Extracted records
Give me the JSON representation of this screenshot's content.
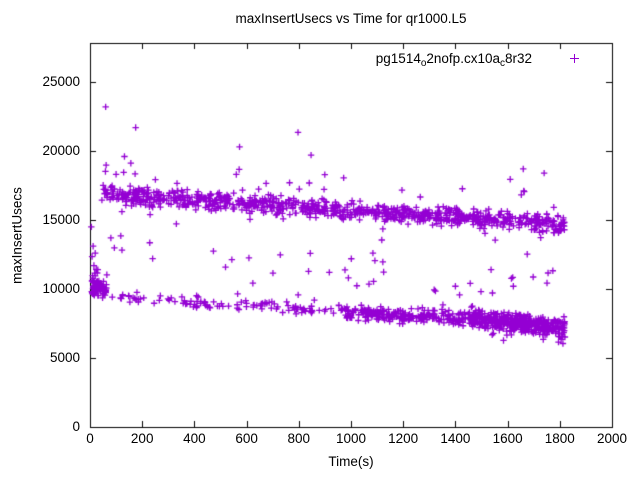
{
  "figure": {
    "title": "maxInsertUsecs vs Time for qr1000.L5",
    "background_color": "#ffffff",
    "border_color": "#000000"
  },
  "axes": {
    "x_label": "Time(s)",
    "y_label": "maxInsertUsecs",
    "x_tick_labels": [
      "0",
      "200",
      "400",
      "600",
      "800",
      "1000",
      "1200",
      "1400",
      "1600",
      "1800",
      "2000"
    ],
    "y_tick_labels": [
      "0",
      "5000",
      "10000",
      "15000",
      "20000",
      "25000"
    ]
  },
  "legend": {
    "position": "top-right-inside",
    "entries": [
      {
        "label_plain": "pg1514_o2nofp.cx10a_c8r32",
        "label_parts": {
          "p1": "pg1514",
          "s1": "o",
          "p2": "2nofp.cx10a",
          "s2": "c",
          "p3": "8r32"
        },
        "marker": "plus",
        "color": "#9400D3"
      }
    ]
  },
  "chart_data": {
    "type": "scatter",
    "title": "maxInsertUsecs vs Time for qr1000.L5",
    "xlabel": "Time(s)",
    "ylabel": "maxInsertUsecs",
    "xlim": [
      0,
      2000
    ],
    "ylim": [
      0,
      27826
    ],
    "xticks": [
      0,
      200,
      400,
      600,
      800,
      1000,
      1200,
      1400,
      1600,
      1800,
      2000
    ],
    "yticks": [
      0,
      5000,
      10000,
      15000,
      20000,
      25000
    ],
    "grid": false,
    "legend_position": "top-right-inside",
    "series": [
      {
        "name": "pg1514_o2nofp.cx10a_c8r32",
        "marker": "plus",
        "color": "#9400D3",
        "description": "Two dense declining bands of max-insert latency samples vs elapsed time; upper band ~17000 usecs falling to ~14600, lower band ~10300 falling to ~7200, with sparse outliers between and above the bands. Data spans t=0..1820 s.",
        "point_clusters": [
          {
            "name": "upper-band",
            "count": 950,
            "t_range": [
              45,
              1818
            ],
            "sigma": 310,
            "trend": [
              [
                45,
                16950
              ],
              [
                150,
                16750
              ],
              [
                400,
                16450
              ],
              [
                700,
                16100
              ],
              [
                1000,
                15700
              ],
              [
                1300,
                15300
              ],
              [
                1600,
                15000
              ],
              [
                1818,
                14600
              ]
            ],
            "up_tail": {
              "prob": 0.05,
              "max": 2500
            },
            "down_tail": {
              "prob": 0.015,
              "max": 1500
            }
          },
          {
            "name": "lower-start-cluster",
            "count": 70,
            "t_range": [
              4,
              65
            ],
            "sigma": 430,
            "trend": [
              [
                4,
                10350
              ],
              [
                65,
                9900
              ]
            ],
            "up_tail": {
              "prob": 0.06,
              "max": 1000
            },
            "down_tail": {
              "prob": 0.02,
              "max": 350
            }
          },
          {
            "name": "lower-sparse",
            "count": 105,
            "t_range": [
              65,
              950
            ],
            "sigma": 220,
            "trend": [
              [
                65,
                9650
              ],
              [
                300,
                9150
              ],
              [
                600,
                8750
              ],
              [
                950,
                8400
              ]
            ],
            "up_tail": {
              "prob": 0.05,
              "max": 800
            },
            "down_tail": {
              "prob": 0.02,
              "max": 400
            }
          },
          {
            "name": "lower-mid",
            "count": 240,
            "t_range": [
              950,
              1450
            ],
            "sigma": 250,
            "trend": [
              [
                950,
                8400
              ],
              [
                1200,
                8050
              ],
              [
                1450,
                7800
              ]
            ],
            "up_tail": {
              "prob": 0.04,
              "max": 800
            },
            "down_tail": {
              "prob": 0.02,
              "max": 450
            }
          },
          {
            "name": "lower-dense-end",
            "count": 430,
            "t_range": [
              1450,
              1820
            ],
            "sigma": 290,
            "trend": [
              [
                1450,
                7800
              ],
              [
                1650,
                7550
              ],
              [
                1820,
                7150
              ]
            ],
            "up_tail": {
              "prob": 0.03,
              "max": 800
            },
            "down_tail": {
              "prob": 0.05,
              "max": 1000
            }
          },
          {
            "name": "between-band-scatter",
            "count": 26,
            "t_range": [
              60,
              1810
            ],
            "sigma": 950,
            "trend": [
              [
                60,
                12000
              ],
              [
                1810,
                10300
              ]
            ],
            "up_tail": {
              "prob": 0.1,
              "max": 1500
            },
            "down_tail": {
              "prob": 0.1,
              "max": 800
            }
          }
        ],
        "notable_points": [
          [
            60,
            23200
          ],
          [
            175,
            21700
          ],
          [
            797,
            21350
          ],
          [
            573,
            20300
          ],
          [
            132,
            19600
          ],
          [
            847,
            19700
          ],
          [
            1660,
            18700
          ],
          [
            1610,
            17950
          ],
          [
            1740,
            18400
          ],
          [
            5,
            14500
          ],
          [
            8,
            12350
          ],
          [
            12,
            13100
          ],
          [
            15,
            11700
          ],
          [
            20,
            12600
          ],
          [
            30,
            11400
          ],
          [
            80,
            13700
          ],
          [
            118,
            13850
          ],
          [
            229,
            13350
          ],
          [
            240,
            12200
          ],
          [
            609,
            12250
          ],
          [
            701,
            11150
          ],
          [
            624,
            10420
          ],
          [
            977,
            11380
          ],
          [
            990,
            10800
          ],
          [
            1084,
            12600
          ],
          [
            1118,
            13550
          ],
          [
            1122,
            14350
          ],
          [
            1122,
            11960
          ],
          [
            1125,
            11230
          ],
          [
            1069,
            10360
          ],
          [
            1400,
            10200
          ],
          [
            1416,
            9570
          ],
          [
            1542,
            9710
          ],
          [
            1622,
            10200
          ],
          [
            1698,
            10870
          ],
          [
            1755,
            11160
          ],
          [
            1751,
            10430
          ],
          [
            1795,
            6150
          ],
          [
            1805,
            6350
          ],
          [
            1812,
            6050
          ]
        ]
      }
    ]
  }
}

**Given problem**
Print the full listing exactly, dropping the pictures.

**Task solution**
Give me the JSON representation of this screenshot's content.
{
  "figure": {
    "title": "maxInsertUsecs vs Time for qr1000.L5",
    "background_color": "#ffffff",
    "border_color": "#000000"
  },
  "axes": {
    "x_label": "Time(s)",
    "y_label": "maxInsertUsecs",
    "x_tick_labels": [
      "0",
      "200",
      "400",
      "600",
      "800",
      "1000",
      "1200",
      "1400",
      "1600",
      "1800",
      "2000"
    ],
    "y_tick_labels": [
      "0",
      "5000",
      "10000",
      "15000",
      "20000",
      "25000"
    ]
  },
  "legend": {
    "position": "top-right-inside",
    "entries": [
      {
        "label_plain": "pg1514_o2nofp.cx10a_c8r32",
        "label_parts": {
          "p1": "pg1514",
          "s1": "o",
          "p2": "2nofp.cx10a",
          "s2": "c",
          "p3": "8r32"
        },
        "marker": "plus",
        "color": "#9400D3"
      }
    ]
  },
  "chart_data": {
    "type": "scatter",
    "title": "maxInsertUsecs vs Time for qr1000.L5",
    "xlabel": "Time(s)",
    "ylabel": "maxInsertUsecs",
    "xlim": [
      0,
      2000
    ],
    "ylim": [
      0,
      27826
    ],
    "xticks": [
      0,
      200,
      400,
      600,
      800,
      1000,
      1200,
      1400,
      1600,
      1800,
      2000
    ],
    "yticks": [
      0,
      5000,
      10000,
      15000,
      20000,
      25000
    ],
    "grid": false,
    "legend_position": "top-right-inside",
    "series": [
      {
        "name": "pg1514_o2nofp.cx10a_c8r32",
        "marker": "plus",
        "color": "#9400D3",
        "description": "Two dense declining bands of max-insert latency samples vs elapsed time; upper band ~17000 usecs falling to ~14600, lower band ~10300 falling to ~7200, with sparse outliers between and above the bands. Data spans t=0..1820 s.",
        "point_clusters": [
          {
            "name": "upper-band",
            "count": 950,
            "t_range": [
              45,
              1818
            ],
            "sigma": 310,
            "trend": [
              [
                45,
                16950
              ],
              [
                150,
                16750
              ],
              [
                400,
                16450
              ],
              [
                700,
                16100
              ],
              [
                1000,
                15700
              ],
              [
                1300,
                15300
              ],
              [
                1600,
                15000
              ],
              [
                1818,
                14600
              ]
            ],
            "up_tail": {
              "prob": 0.05,
              "max": 2500
            },
            "down_tail": {
              "prob": 0.015,
              "max": 1500
            }
          },
          {
            "name": "lower-start-cluster",
            "count": 70,
            "t_range": [
              4,
              65
            ],
            "sigma": 430,
            "trend": [
              [
                4,
                10350
              ],
              [
                65,
                9900
              ]
            ],
            "up_tail": {
              "prob": 0.06,
              "max": 1000
            },
            "down_tail": {
              "prob": 0.02,
              "max": 350
            }
          },
          {
            "name": "lower-sparse",
            "count": 105,
            "t_range": [
              65,
              950
            ],
            "sigma": 220,
            "trend": [
              [
                65,
                9650
              ],
              [
                300,
                9150
              ],
              [
                600,
                8750
              ],
              [
                950,
                8400
              ]
            ],
            "up_tail": {
              "prob": 0.05,
              "max": 800
            },
            "down_tail": {
              "prob": 0.02,
              "max": 400
            }
          },
          {
            "name": "lower-mid",
            "count": 240,
            "t_range": [
              950,
              1450
            ],
            "sigma": 250,
            "trend": [
              [
                950,
                8400
              ],
              [
                1200,
                8050
              ],
              [
                1450,
                7800
              ]
            ],
            "up_tail": {
              "prob": 0.04,
              "max": 800
            },
            "down_tail": {
              "prob": 0.02,
              "max": 450
            }
          },
          {
            "name": "lower-dense-end",
            "count": 430,
            "t_range": [
              1450,
              1820
            ],
            "sigma": 290,
            "trend": [
              [
                1450,
                7800
              ],
              [
                1650,
                7550
              ],
              [
                1820,
                7150
              ]
            ],
            "up_tail": {
              "prob": 0.03,
              "max": 800
            },
            "down_tail": {
              "prob": 0.05,
              "max": 1000
            }
          },
          {
            "name": "between-band-scatter",
            "count": 26,
            "t_range": [
              60,
              1810
            ],
            "sigma": 950,
            "trend": [
              [
                60,
                12000
              ],
              [
                1810,
                10300
              ]
            ],
            "up_tail": {
              "prob": 0.1,
              "max": 1500
            },
            "down_tail": {
              "prob": 0.1,
              "max": 800
            }
          }
        ],
        "notable_points": [
          [
            60,
            23200
          ],
          [
            175,
            21700
          ],
          [
            797,
            21350
          ],
          [
            573,
            20300
          ],
          [
            132,
            19600
          ],
          [
            847,
            19700
          ],
          [
            1660,
            18700
          ],
          [
            1610,
            17950
          ],
          [
            1740,
            18400
          ],
          [
            5,
            14500
          ],
          [
            8,
            12350
          ],
          [
            12,
            13100
          ],
          [
            15,
            11700
          ],
          [
            20,
            12600
          ],
          [
            30,
            11400
          ],
          [
            80,
            13700
          ],
          [
            118,
            13850
          ],
          [
            229,
            13350
          ],
          [
            240,
            12200
          ],
          [
            609,
            12250
          ],
          [
            701,
            11150
          ],
          [
            624,
            10420
          ],
          [
            977,
            11380
          ],
          [
            990,
            10800
          ],
          [
            1084,
            12600
          ],
          [
            1118,
            13550
          ],
          [
            1122,
            14350
          ],
          [
            1122,
            11960
          ],
          [
            1125,
            11230
          ],
          [
            1069,
            10360
          ],
          [
            1400,
            10200
          ],
          [
            1416,
            9570
          ],
          [
            1542,
            9710
          ],
          [
            1622,
            10200
          ],
          [
            1698,
            10870
          ],
          [
            1755,
            11160
          ],
          [
            1751,
            10430
          ],
          [
            1795,
            6150
          ],
          [
            1805,
            6350
          ],
          [
            1812,
            6050
          ]
        ]
      }
    ]
  }
}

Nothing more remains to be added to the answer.